Stored dataset items »
--------------------

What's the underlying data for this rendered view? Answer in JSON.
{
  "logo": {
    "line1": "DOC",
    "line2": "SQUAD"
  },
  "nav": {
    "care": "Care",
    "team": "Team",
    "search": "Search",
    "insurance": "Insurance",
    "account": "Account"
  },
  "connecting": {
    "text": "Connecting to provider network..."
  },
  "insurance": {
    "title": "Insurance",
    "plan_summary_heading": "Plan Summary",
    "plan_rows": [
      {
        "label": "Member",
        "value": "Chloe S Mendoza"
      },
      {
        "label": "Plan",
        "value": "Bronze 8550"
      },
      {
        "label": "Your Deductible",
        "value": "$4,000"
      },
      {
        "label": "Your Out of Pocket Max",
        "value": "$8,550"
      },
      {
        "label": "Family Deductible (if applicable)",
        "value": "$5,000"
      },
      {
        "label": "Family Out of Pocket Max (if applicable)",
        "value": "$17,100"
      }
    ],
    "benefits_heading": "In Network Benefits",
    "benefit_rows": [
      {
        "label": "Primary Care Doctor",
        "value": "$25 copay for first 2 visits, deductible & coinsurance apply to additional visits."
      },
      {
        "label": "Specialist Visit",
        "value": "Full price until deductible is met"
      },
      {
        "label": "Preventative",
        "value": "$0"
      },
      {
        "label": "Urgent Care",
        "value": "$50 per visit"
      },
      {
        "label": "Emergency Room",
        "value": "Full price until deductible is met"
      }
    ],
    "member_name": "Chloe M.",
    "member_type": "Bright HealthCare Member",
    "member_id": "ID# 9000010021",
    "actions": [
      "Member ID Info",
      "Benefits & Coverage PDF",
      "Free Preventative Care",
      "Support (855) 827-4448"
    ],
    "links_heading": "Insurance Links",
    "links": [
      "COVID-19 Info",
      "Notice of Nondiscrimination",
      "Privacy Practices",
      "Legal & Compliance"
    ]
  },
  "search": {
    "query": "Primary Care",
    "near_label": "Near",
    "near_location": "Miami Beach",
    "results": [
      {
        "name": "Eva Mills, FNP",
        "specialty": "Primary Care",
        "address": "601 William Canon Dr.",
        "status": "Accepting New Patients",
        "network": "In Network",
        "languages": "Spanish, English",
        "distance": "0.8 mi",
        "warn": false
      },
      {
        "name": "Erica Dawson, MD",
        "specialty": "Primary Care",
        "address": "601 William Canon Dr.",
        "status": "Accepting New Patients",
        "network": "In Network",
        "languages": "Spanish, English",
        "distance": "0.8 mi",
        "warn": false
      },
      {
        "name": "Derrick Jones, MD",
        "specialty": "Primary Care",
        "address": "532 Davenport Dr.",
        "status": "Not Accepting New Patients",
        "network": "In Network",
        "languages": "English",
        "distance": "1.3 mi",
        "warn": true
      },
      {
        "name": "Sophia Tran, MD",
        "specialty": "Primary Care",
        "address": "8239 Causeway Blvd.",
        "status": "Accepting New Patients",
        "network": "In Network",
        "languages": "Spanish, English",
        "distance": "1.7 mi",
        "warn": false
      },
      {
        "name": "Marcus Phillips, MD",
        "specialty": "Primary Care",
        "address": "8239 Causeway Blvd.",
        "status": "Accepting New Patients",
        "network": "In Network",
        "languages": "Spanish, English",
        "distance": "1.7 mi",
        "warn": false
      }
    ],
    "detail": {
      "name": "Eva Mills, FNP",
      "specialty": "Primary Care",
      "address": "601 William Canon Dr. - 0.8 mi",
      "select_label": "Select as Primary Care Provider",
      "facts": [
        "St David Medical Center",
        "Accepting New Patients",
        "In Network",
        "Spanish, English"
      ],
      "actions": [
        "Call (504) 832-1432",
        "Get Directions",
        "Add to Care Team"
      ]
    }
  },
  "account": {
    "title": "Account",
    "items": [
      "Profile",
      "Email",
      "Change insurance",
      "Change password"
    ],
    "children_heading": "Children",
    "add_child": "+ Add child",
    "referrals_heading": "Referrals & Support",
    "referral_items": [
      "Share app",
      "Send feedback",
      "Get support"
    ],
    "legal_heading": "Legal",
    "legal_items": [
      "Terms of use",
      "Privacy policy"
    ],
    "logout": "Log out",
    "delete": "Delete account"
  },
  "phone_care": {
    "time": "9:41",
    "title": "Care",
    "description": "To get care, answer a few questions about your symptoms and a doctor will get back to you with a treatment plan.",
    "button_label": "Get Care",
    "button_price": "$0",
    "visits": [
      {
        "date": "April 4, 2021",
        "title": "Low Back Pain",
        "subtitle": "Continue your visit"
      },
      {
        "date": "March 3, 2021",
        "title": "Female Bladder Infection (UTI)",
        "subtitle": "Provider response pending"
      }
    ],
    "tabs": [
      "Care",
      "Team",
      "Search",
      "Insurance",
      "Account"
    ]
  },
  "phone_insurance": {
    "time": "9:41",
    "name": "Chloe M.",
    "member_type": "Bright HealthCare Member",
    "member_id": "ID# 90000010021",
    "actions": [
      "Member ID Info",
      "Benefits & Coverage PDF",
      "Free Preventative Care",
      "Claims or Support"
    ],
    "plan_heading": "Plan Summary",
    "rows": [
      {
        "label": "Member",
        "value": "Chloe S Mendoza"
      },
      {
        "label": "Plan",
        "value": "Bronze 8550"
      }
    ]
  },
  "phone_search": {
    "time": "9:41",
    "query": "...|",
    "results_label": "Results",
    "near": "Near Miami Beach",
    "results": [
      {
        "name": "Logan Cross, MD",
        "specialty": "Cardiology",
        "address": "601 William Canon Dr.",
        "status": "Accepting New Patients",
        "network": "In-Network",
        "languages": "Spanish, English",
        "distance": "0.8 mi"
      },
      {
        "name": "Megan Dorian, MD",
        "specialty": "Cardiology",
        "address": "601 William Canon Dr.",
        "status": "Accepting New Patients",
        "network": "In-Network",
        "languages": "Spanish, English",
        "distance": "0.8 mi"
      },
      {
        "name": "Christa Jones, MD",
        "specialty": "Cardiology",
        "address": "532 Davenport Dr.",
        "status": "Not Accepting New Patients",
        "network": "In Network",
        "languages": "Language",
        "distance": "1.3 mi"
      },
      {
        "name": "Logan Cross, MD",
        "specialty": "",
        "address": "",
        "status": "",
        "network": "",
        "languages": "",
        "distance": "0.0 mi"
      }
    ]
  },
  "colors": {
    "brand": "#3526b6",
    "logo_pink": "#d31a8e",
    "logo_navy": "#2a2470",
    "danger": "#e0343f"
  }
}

--------------------

Exercise objective »
Determine the number of lines in the data that include the word "Jones", and provide that number without comment.

Result »
2